* _Aim of the task_:
From the entries below, copy every line holding the word "through".

--- Start Data supplied ---

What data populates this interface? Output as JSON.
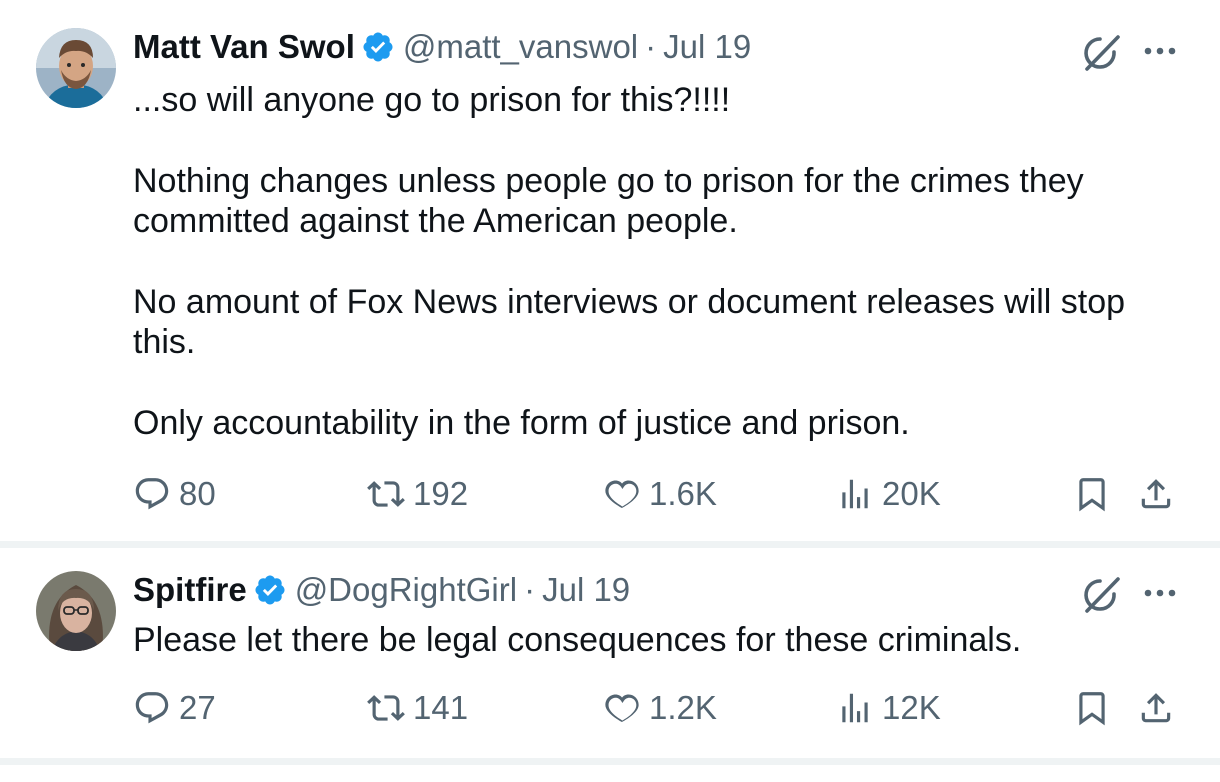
{
  "tweets": [
    {
      "name": "Matt Van Swol",
      "handle": "@matt_vanswol",
      "separator": "·",
      "date": "Jul 19",
      "paragraphs": [
        "...so will anyone go to prison for this?!!!!",
        "Nothing changes unless people go to prison for the crimes they committed against the American people.",
        "No amount of Fox News interviews or document releases will stop this.",
        "Only accountability in the form of justice and prison."
      ],
      "replies": "80",
      "reposts": "192",
      "likes": "1.6K",
      "views": "20K"
    },
    {
      "name": "Spitfire",
      "handle": "@DogRightGirl",
      "separator": "·",
      "date": "Jul 19",
      "paragraphs": [
        "Please let there be legal consequences for these criminals."
      ],
      "replies": "27",
      "reposts": "141",
      "likes": "1.2K",
      "views": "12K"
    }
  ],
  "icons": {
    "verified": "verified-badge-icon",
    "grok": "grok-icon",
    "more": "more-icon",
    "reply": "reply-icon",
    "repost": "repost-icon",
    "like": "heart-icon",
    "views": "views-icon",
    "bookmark": "bookmark-icon",
    "share": "share-icon"
  },
  "colors": {
    "text": "#0f1419",
    "secondary": "#536471",
    "verified": "#1d9bf0",
    "divider": "#eff3f4"
  }
}
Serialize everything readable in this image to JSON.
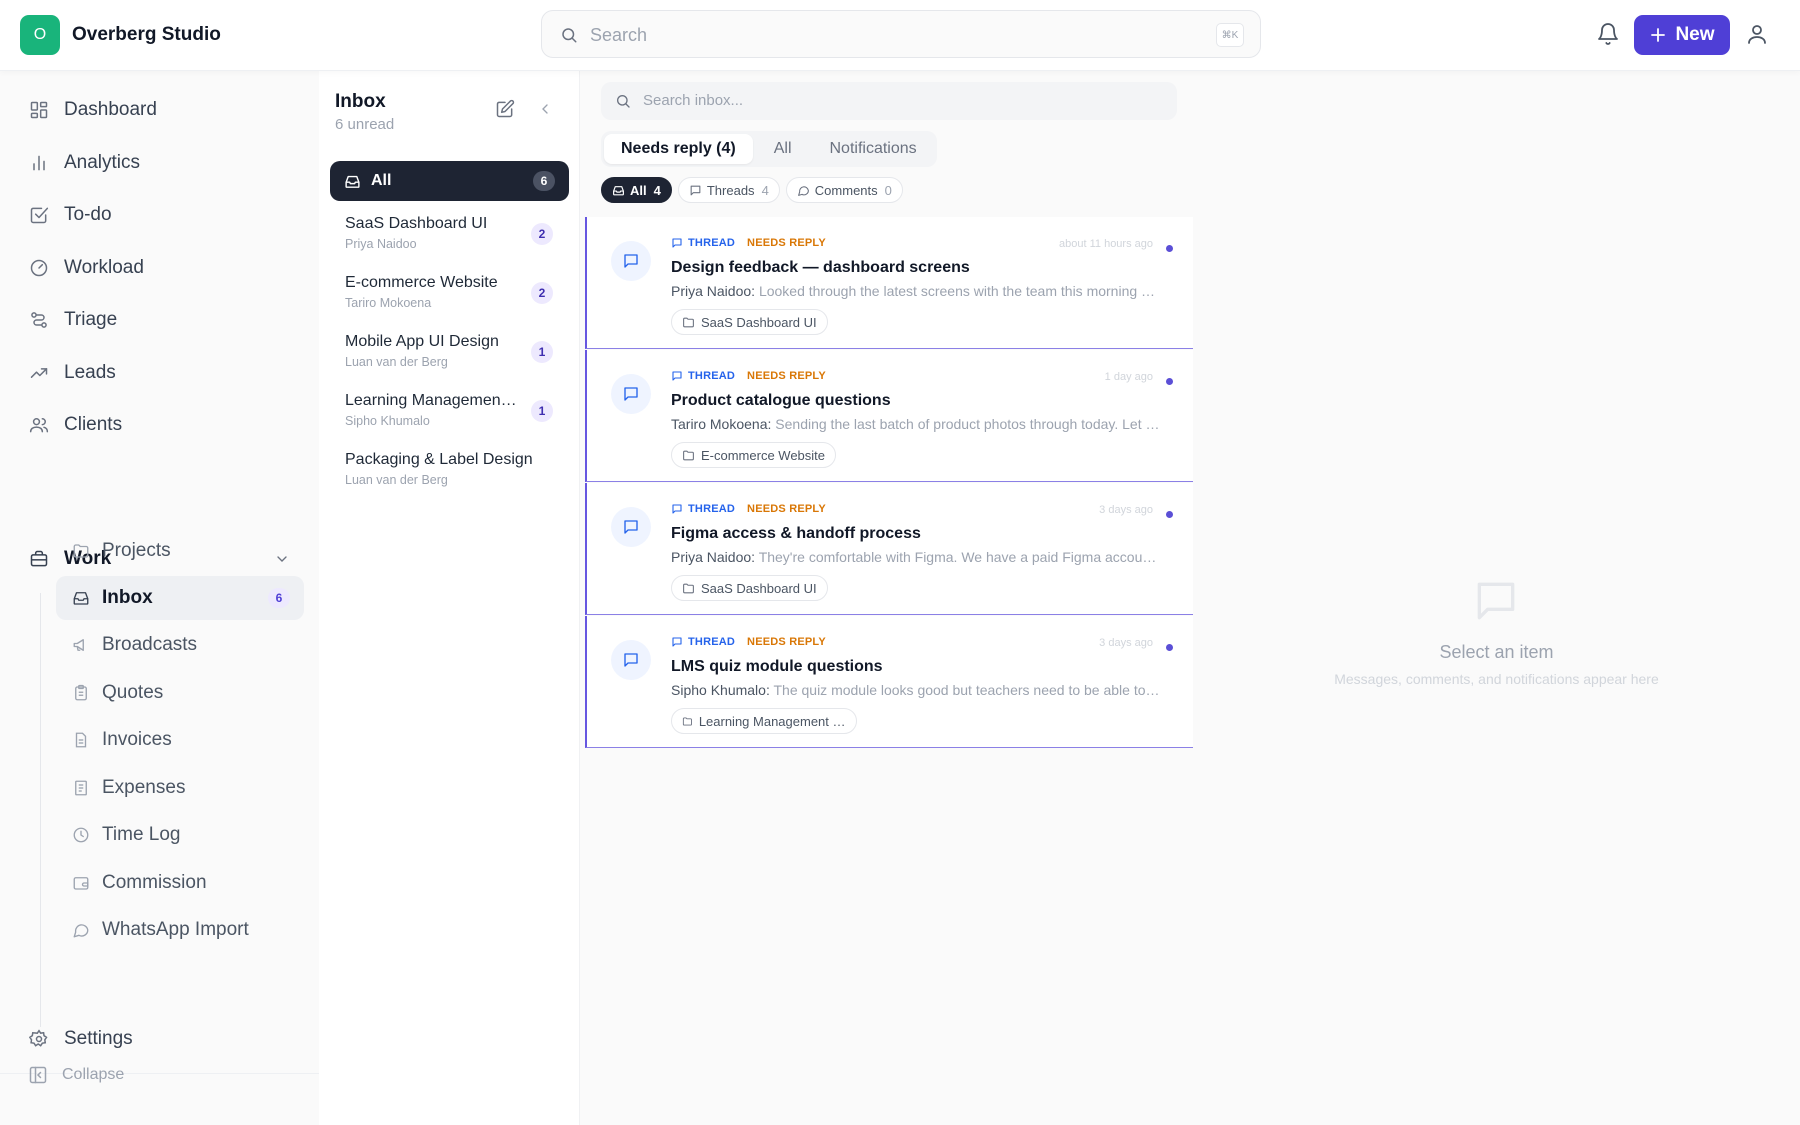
{
  "brand": {
    "initial": "O",
    "name": "Overberg Studio"
  },
  "topbar": {
    "search_placeholder": "Search",
    "shortcut": "⌘K",
    "new_label": "New"
  },
  "sidebar": {
    "items": [
      {
        "label": "Dashboard",
        "icon": "grid-icon"
      },
      {
        "label": "Analytics",
        "icon": "bar-chart-icon"
      },
      {
        "label": "To-do",
        "icon": "checkbox-icon"
      },
      {
        "label": "Workload",
        "icon": "gauge-icon"
      },
      {
        "label": "Triage",
        "icon": "triage-icon"
      },
      {
        "label": "Leads",
        "icon": "trending-up-icon"
      },
      {
        "label": "Clients",
        "icon": "users-icon"
      }
    ],
    "work_label": "Work",
    "work_items": [
      {
        "label": "Projects",
        "icon": "folder-icon"
      },
      {
        "label": "Inbox",
        "icon": "inbox-icon",
        "badge": "6",
        "active": true
      },
      {
        "label": "Broadcasts",
        "icon": "megaphone-icon"
      },
      {
        "label": "Quotes",
        "icon": "clipboard-icon"
      },
      {
        "label": "Invoices",
        "icon": "file-icon"
      },
      {
        "label": "Expenses",
        "icon": "receipt-icon"
      },
      {
        "label": "Time Log",
        "icon": "clock-icon"
      },
      {
        "label": "Commission",
        "icon": "wallet-icon"
      },
      {
        "label": "WhatsApp Import",
        "icon": "chat-icon"
      }
    ],
    "settings_label": "Settings",
    "collapse_label": "Collapse"
  },
  "inbox": {
    "title": "Inbox",
    "subtitle": "6 unread",
    "all_label": "All",
    "all_count": "6",
    "projects": [
      {
        "name": "SaaS Dashboard UI",
        "owner": "Priya Naidoo",
        "count": "2"
      },
      {
        "name": "E-commerce Website",
        "owner": "Tariro Mokoena",
        "count": "2"
      },
      {
        "name": "Mobile App UI Design",
        "owner": "Luan van der Berg",
        "count": "1"
      },
      {
        "name": "Learning Management System",
        "owner": "Sipho Khumalo",
        "count": "1"
      },
      {
        "name": "Packaging & Label Design",
        "owner": "Luan van der Berg",
        "count": ""
      }
    ]
  },
  "messages": {
    "search_placeholder": "Search inbox...",
    "tabs": [
      "Needs reply (4)",
      "All",
      "Notifications"
    ],
    "chips": [
      {
        "label": "All",
        "count": "4"
      },
      {
        "label": "Threads",
        "count": "4"
      },
      {
        "label": "Comments",
        "count": "0"
      }
    ],
    "items": [
      {
        "type": "THREAD",
        "status": "NEEDS REPLY",
        "time": "about 11 hours ago",
        "subject": "Design feedback — dashboard screens",
        "sender": "Priya Naidoo:",
        "preview": "Looked through the latest screens with the team this morning and we have a few notes",
        "tag": "SaaS Dashboard UI"
      },
      {
        "type": "THREAD",
        "status": "NEEDS REPLY",
        "time": "1 day ago",
        "subject": "Product catalogue questions",
        "sender": "Tariro Mokoena:",
        "preview": "Sending the last batch of product photos through today. Let me know if anything is missing",
        "tag": "E-commerce Website"
      },
      {
        "type": "THREAD",
        "status": "NEEDS REPLY",
        "time": "3 days ago",
        "subject": "Figma access & handoff process",
        "sender": "Priya Naidoo:",
        "preview": "They're comfortable with Figma. We have a paid Figma account for the whole team",
        "tag": "SaaS Dashboard UI"
      },
      {
        "type": "THREAD",
        "status": "NEEDS REPLY",
        "time": "3 days ago",
        "subject": "LMS quiz module questions",
        "sender": "Sipho Khumalo:",
        "preview": "The quiz module looks good but teachers need to be able to set time limits",
        "tag": "Learning Management System"
      }
    ]
  },
  "detail": {
    "empty_title": "Select an item",
    "empty_sub": "Messages, comments, and notifications appear here"
  }
}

--- End Data supplied ---

* _Answer for the task_:
        "preview": "Looked through the latest screens with the team this morning and we have a few notes",
        "preview": "Sending the last batch of product photos through today. Let me know if anything is missing",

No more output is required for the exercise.